Dataset rows about figures:
┌──

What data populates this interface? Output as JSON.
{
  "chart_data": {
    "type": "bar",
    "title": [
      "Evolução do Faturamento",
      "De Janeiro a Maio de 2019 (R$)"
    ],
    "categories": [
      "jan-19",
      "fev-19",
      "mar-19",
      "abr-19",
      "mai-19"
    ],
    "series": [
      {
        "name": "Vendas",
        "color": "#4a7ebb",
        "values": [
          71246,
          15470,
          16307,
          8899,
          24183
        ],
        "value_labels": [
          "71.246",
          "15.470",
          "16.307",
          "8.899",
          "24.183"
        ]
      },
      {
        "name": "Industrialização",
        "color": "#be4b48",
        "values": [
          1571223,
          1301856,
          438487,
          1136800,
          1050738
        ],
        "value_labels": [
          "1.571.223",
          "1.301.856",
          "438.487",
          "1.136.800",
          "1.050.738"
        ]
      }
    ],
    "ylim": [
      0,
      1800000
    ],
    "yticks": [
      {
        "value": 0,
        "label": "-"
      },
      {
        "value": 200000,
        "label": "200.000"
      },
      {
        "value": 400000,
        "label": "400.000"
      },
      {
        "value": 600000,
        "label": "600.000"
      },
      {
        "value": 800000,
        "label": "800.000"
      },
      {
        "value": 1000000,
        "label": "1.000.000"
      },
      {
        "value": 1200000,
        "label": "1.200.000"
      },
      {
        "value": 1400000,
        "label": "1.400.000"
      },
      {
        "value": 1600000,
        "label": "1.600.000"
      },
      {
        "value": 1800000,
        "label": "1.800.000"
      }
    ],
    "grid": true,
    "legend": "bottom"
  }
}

└──

Restate all of the entries above precisely.

What data populates this interface? Output as JSON.
{
  "chart_data": {
    "type": "bar",
    "title": [
      "Evolução do Faturamento",
      "De Janeiro a Maio de 2019 (R$)"
    ],
    "categories": [
      "jan-19",
      "fev-19",
      "mar-19",
      "abr-19",
      "mai-19"
    ],
    "series": [
      {
        "name": "Vendas",
        "color": "#4a7ebb",
        "values": [
          71246,
          15470,
          16307,
          8899,
          24183
        ],
        "value_labels": [
          "71.246",
          "15.470",
          "16.307",
          "8.899",
          "24.183"
        ]
      },
      {
        "name": "Industrialização",
        "color": "#be4b48",
        "values": [
          1571223,
          1301856,
          438487,
          1136800,
          1050738
        ],
        "value_labels": [
          "1.571.223",
          "1.301.856",
          "438.487",
          "1.136.800",
          "1.050.738"
        ]
      }
    ],
    "ylim": [
      0,
      1800000
    ],
    "yticks": [
      {
        "value": 0,
        "label": "-"
      },
      {
        "value": 200000,
        "label": "200.000"
      },
      {
        "value": 400000,
        "label": "400.000"
      },
      {
        "value": 600000,
        "label": "600.000"
      },
      {
        "value": 800000,
        "label": "800.000"
      },
      {
        "value": 1000000,
        "label": "1.000.000"
      },
      {
        "value": 1200000,
        "label": "1.200.000"
      },
      {
        "value": 1400000,
        "label": "1.400.000"
      },
      {
        "value": 1600000,
        "label": "1.600.000"
      },
      {
        "value": 1800000,
        "label": "1.800.000"
      }
    ],
    "grid": true,
    "legend": "bottom"
  }
}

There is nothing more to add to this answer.